WHAT YOU SHOULD DO >>
Give the number of lines in the data that hold the string "主要航司航班量普遍微降". Nothing else is needed.

DATA IN THIS EXERCISE >>
++++++++
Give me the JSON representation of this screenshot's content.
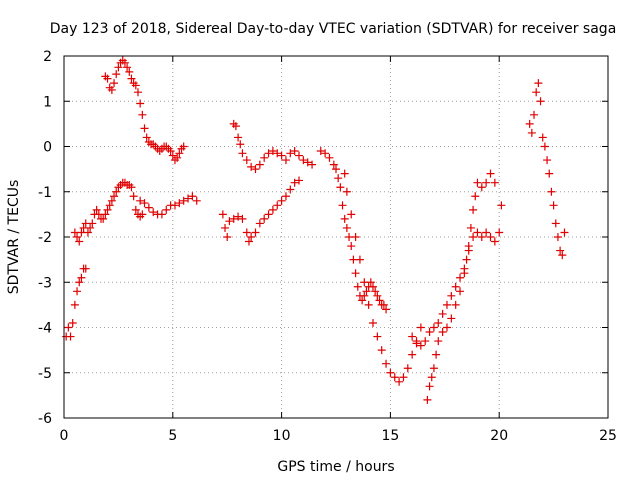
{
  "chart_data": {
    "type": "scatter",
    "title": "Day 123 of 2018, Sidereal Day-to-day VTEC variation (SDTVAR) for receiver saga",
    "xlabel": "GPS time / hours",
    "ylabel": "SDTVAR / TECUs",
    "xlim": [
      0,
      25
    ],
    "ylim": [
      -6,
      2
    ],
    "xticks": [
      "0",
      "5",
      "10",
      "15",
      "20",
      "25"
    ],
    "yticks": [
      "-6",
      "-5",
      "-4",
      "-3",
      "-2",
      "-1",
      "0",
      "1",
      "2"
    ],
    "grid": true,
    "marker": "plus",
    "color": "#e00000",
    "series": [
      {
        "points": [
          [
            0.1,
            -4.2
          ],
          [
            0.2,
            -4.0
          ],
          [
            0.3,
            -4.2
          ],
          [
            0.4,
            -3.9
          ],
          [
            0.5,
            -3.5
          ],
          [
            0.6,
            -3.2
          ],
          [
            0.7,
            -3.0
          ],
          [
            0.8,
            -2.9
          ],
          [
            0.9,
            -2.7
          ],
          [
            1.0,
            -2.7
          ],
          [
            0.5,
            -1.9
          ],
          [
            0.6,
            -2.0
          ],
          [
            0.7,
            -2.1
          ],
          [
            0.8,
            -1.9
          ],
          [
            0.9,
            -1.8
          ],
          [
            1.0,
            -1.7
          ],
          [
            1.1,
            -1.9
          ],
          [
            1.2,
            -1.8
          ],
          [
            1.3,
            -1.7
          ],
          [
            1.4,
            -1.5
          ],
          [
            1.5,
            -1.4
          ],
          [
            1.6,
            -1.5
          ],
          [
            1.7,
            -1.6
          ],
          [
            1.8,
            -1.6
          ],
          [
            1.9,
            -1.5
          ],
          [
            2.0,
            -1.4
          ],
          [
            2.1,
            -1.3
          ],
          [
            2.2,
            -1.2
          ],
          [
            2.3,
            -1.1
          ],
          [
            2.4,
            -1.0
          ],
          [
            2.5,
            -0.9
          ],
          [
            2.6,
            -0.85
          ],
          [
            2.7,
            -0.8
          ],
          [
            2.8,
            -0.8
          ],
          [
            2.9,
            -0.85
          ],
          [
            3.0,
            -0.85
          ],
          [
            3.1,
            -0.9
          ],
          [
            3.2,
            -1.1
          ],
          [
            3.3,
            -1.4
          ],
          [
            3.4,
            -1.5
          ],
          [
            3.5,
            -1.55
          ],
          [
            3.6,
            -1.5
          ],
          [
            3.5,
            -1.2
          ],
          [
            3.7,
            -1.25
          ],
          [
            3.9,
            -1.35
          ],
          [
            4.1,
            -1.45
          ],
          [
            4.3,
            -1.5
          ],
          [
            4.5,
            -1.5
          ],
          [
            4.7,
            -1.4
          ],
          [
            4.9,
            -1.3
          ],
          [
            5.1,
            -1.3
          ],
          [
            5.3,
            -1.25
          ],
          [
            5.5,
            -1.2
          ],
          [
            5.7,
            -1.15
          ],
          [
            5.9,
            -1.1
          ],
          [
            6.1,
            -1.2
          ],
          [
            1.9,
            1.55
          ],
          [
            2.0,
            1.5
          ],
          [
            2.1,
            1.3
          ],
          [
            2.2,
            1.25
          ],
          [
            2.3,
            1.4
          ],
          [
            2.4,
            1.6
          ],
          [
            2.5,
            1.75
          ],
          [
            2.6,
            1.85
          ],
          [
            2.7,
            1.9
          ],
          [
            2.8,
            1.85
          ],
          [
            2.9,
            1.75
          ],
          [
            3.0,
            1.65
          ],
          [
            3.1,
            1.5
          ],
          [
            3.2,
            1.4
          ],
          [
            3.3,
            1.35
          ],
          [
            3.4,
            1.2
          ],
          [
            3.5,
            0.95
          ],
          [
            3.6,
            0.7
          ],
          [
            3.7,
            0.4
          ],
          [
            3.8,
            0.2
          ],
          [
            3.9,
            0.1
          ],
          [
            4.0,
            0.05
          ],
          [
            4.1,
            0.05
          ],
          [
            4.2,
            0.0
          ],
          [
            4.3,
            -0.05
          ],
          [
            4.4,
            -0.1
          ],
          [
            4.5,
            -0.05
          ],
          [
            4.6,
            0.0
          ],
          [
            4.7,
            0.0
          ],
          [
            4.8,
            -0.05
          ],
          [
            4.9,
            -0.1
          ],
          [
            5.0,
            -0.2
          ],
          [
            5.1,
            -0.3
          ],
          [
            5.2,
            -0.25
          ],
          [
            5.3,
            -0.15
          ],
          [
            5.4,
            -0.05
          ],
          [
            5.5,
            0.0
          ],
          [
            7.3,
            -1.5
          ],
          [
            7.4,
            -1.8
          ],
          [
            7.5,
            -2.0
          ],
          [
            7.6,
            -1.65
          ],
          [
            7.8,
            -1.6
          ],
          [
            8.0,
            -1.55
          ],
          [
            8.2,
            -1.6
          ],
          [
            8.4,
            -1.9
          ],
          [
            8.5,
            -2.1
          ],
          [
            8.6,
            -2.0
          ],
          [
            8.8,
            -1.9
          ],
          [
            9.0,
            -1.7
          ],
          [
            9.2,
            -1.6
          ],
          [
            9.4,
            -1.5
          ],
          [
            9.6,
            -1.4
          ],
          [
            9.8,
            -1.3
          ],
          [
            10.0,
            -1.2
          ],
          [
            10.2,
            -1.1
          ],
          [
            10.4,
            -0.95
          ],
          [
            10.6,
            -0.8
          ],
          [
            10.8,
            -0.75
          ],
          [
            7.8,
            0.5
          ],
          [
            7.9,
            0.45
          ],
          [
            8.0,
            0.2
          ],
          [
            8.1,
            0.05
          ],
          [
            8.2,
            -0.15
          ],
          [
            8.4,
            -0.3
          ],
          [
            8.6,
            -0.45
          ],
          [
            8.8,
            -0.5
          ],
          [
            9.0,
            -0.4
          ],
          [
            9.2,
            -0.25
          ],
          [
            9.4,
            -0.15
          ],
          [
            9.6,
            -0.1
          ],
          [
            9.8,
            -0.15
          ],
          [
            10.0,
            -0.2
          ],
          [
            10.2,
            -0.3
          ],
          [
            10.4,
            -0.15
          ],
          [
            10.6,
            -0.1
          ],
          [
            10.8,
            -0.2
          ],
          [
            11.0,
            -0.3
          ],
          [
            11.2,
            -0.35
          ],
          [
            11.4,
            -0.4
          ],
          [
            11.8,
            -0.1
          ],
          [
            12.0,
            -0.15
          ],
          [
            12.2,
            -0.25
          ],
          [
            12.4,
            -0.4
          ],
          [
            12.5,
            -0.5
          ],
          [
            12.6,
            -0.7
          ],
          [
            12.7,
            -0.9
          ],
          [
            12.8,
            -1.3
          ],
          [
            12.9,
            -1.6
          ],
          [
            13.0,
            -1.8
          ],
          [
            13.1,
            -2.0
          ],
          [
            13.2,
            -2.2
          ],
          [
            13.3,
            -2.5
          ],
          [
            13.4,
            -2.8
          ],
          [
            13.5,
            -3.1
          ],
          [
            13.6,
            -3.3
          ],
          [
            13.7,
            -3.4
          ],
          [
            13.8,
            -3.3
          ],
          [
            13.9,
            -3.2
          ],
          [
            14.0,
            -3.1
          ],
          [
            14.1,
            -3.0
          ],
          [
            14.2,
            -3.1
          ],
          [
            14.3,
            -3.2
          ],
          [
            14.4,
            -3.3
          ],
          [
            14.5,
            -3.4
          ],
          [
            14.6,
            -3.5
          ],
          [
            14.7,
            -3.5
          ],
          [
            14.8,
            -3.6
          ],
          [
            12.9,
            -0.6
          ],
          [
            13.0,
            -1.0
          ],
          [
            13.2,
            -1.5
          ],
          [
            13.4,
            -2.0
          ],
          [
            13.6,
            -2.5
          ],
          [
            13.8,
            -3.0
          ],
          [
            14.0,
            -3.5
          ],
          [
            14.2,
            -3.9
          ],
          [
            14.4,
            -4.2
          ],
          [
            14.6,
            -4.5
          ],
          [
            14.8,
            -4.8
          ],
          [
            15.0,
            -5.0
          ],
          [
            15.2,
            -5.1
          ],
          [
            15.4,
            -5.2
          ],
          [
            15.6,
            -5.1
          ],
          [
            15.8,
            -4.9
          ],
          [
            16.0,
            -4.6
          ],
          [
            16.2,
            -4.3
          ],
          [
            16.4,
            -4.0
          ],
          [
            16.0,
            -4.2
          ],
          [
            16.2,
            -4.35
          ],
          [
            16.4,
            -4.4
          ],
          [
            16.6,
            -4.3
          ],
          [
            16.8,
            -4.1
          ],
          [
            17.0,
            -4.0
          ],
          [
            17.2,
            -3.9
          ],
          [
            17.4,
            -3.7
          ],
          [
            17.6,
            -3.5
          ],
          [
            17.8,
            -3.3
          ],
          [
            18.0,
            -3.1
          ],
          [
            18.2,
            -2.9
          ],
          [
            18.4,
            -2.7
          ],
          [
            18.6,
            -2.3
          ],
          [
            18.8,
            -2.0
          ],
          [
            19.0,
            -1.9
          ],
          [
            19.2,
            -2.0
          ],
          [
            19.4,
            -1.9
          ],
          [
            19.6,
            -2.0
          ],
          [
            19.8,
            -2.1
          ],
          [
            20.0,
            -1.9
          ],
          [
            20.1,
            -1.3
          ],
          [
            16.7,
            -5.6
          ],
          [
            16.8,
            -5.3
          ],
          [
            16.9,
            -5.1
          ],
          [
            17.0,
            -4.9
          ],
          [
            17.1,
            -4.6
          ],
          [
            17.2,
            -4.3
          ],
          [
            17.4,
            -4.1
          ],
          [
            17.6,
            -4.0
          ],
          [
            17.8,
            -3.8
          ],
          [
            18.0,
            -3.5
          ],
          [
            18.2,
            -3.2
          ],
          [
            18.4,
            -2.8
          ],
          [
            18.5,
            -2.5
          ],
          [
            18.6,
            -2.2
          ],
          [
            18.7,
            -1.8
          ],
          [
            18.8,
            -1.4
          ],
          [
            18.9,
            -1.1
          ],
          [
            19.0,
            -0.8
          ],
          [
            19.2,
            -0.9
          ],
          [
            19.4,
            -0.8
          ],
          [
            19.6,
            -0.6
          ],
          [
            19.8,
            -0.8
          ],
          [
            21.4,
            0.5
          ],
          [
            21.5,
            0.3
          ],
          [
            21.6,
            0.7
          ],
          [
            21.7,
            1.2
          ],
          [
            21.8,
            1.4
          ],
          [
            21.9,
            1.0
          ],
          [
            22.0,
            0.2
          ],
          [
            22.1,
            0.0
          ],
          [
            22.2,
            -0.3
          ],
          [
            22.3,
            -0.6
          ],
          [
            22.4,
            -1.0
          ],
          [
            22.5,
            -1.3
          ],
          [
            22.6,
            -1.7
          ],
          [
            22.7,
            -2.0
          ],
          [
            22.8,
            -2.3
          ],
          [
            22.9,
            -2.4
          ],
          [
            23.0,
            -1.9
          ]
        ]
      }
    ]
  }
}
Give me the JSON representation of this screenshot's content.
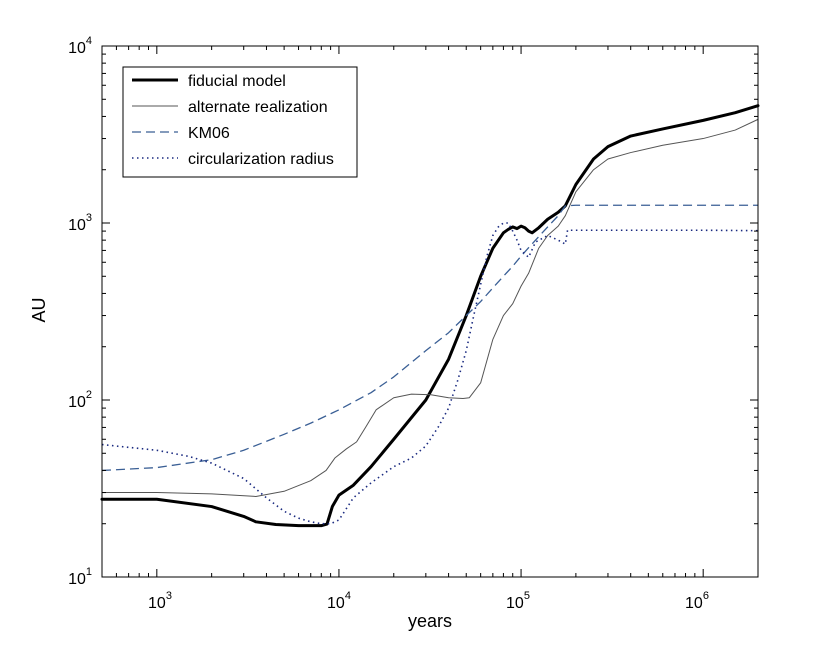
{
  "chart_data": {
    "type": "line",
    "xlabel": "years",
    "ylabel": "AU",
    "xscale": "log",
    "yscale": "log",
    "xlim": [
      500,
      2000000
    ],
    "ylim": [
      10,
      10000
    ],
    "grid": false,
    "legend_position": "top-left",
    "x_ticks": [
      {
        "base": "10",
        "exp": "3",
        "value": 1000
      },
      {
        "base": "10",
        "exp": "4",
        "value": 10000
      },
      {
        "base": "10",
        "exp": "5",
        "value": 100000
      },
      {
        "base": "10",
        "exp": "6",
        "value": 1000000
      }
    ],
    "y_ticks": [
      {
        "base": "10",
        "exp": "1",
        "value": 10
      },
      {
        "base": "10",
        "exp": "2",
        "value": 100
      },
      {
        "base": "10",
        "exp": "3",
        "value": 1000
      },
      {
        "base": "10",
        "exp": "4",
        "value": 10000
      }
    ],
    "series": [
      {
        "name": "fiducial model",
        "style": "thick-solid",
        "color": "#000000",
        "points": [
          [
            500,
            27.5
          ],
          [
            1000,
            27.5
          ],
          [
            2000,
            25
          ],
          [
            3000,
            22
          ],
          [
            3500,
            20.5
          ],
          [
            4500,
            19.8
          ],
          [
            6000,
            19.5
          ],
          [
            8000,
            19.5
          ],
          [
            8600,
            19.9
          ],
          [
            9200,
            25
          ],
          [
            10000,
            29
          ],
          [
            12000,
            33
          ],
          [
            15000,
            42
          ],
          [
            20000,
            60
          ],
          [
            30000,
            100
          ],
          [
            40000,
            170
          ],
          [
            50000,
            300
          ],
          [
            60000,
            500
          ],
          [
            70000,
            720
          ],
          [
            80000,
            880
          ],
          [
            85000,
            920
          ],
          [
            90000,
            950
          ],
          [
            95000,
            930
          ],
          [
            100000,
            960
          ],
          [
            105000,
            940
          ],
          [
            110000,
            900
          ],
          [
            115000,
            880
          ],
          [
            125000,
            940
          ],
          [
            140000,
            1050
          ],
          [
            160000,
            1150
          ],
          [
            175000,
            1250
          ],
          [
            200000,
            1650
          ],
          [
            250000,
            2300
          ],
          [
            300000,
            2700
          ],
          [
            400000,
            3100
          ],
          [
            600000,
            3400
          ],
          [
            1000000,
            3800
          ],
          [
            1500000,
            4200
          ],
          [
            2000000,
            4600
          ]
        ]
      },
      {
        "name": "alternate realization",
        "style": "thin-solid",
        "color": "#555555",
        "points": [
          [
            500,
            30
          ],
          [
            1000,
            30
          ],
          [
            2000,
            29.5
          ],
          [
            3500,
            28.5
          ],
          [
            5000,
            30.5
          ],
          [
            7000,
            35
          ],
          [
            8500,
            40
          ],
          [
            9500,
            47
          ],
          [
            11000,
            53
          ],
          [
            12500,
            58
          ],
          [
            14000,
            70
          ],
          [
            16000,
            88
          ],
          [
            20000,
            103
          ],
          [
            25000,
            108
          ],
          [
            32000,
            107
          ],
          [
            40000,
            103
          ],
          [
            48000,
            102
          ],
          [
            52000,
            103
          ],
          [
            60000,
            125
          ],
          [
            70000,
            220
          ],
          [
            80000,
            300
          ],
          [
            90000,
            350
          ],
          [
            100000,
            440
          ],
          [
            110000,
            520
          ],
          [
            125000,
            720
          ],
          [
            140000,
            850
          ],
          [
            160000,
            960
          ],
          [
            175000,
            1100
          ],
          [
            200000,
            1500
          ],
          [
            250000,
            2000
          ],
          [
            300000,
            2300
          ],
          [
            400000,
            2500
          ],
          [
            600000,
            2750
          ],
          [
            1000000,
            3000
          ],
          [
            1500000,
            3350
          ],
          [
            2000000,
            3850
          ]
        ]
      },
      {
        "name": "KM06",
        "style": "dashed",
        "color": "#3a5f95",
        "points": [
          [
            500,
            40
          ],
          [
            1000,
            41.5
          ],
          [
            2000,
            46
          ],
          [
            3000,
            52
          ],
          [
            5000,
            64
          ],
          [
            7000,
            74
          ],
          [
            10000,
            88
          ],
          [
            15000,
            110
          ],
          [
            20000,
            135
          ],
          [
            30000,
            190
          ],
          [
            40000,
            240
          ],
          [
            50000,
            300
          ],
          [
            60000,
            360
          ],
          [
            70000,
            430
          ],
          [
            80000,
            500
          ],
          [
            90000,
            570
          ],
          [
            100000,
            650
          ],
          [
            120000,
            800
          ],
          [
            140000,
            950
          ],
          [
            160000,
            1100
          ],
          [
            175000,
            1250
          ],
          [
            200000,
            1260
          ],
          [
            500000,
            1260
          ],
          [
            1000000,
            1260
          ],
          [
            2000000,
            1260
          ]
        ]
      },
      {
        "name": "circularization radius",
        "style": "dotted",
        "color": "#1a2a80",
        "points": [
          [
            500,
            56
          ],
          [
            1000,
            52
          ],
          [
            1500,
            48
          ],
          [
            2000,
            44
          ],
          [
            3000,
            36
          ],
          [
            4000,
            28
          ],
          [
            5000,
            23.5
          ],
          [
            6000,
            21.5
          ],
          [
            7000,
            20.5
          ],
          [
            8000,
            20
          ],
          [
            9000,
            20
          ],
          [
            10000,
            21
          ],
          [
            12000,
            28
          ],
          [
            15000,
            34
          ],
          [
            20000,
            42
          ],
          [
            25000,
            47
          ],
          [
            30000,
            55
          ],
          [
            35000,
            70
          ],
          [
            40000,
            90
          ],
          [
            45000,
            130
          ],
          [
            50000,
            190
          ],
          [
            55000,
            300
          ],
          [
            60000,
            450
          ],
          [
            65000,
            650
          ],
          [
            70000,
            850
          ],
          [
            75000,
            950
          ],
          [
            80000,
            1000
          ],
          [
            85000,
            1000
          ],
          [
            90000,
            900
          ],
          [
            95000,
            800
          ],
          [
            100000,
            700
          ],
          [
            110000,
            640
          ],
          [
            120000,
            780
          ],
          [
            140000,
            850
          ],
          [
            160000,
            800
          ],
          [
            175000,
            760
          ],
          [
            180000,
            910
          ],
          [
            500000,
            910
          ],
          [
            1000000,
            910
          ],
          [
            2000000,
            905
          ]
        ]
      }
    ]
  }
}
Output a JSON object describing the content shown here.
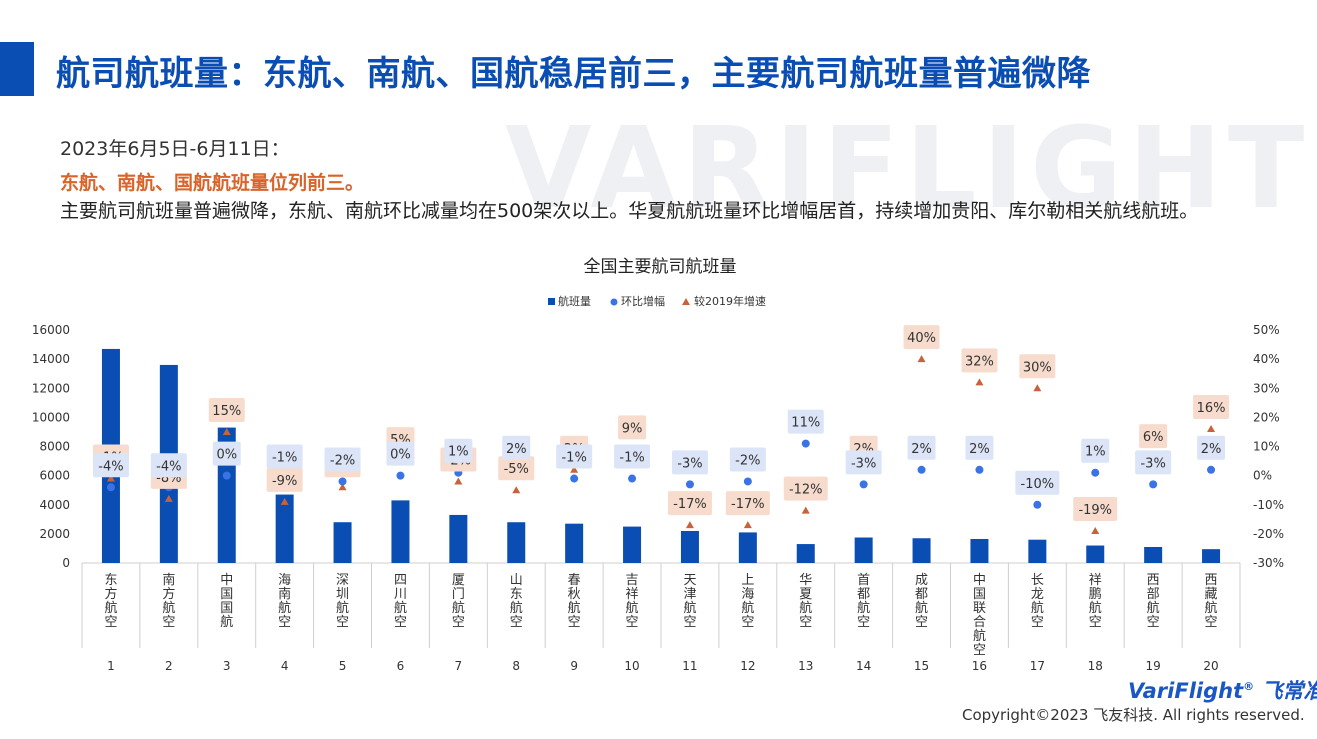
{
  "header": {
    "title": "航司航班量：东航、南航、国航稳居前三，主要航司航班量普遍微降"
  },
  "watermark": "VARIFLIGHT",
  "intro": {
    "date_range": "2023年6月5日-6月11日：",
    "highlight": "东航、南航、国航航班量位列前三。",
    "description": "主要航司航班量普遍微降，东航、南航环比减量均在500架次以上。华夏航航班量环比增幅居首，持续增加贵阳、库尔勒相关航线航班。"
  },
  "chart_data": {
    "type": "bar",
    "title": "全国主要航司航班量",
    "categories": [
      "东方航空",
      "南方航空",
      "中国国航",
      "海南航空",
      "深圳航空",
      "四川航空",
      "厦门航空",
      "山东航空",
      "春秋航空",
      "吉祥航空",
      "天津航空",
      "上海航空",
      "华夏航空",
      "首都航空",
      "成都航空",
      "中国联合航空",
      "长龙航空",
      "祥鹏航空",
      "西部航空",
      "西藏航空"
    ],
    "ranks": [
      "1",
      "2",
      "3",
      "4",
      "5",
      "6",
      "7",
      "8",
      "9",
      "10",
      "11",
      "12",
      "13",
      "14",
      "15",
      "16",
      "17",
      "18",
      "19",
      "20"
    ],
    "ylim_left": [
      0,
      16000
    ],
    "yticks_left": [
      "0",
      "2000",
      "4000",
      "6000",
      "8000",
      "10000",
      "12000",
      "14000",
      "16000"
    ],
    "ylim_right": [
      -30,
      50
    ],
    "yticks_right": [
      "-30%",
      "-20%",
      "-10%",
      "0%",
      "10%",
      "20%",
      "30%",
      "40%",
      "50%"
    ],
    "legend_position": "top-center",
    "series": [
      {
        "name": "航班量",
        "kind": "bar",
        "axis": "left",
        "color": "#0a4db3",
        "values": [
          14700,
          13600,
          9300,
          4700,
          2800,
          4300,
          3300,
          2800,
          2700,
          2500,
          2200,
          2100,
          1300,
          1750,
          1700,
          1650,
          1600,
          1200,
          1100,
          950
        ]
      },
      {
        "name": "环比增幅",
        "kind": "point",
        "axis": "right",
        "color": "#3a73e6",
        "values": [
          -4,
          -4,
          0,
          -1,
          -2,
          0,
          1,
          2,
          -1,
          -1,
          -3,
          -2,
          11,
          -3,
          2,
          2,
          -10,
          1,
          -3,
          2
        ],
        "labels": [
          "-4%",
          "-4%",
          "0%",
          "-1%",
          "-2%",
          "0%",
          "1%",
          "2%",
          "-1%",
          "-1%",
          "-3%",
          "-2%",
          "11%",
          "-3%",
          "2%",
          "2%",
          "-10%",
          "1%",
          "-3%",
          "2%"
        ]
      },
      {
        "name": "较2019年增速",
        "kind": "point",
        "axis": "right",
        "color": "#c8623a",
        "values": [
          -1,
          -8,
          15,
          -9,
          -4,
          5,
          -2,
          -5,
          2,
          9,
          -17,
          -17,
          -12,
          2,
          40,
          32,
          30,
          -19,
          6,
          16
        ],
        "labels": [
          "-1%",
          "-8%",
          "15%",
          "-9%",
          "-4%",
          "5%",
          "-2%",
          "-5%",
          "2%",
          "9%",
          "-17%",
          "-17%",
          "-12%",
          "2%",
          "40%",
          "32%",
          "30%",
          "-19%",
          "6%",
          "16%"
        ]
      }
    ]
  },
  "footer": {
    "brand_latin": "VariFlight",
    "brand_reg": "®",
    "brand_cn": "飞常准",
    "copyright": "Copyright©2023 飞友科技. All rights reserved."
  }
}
++++++++
RESULT >>
2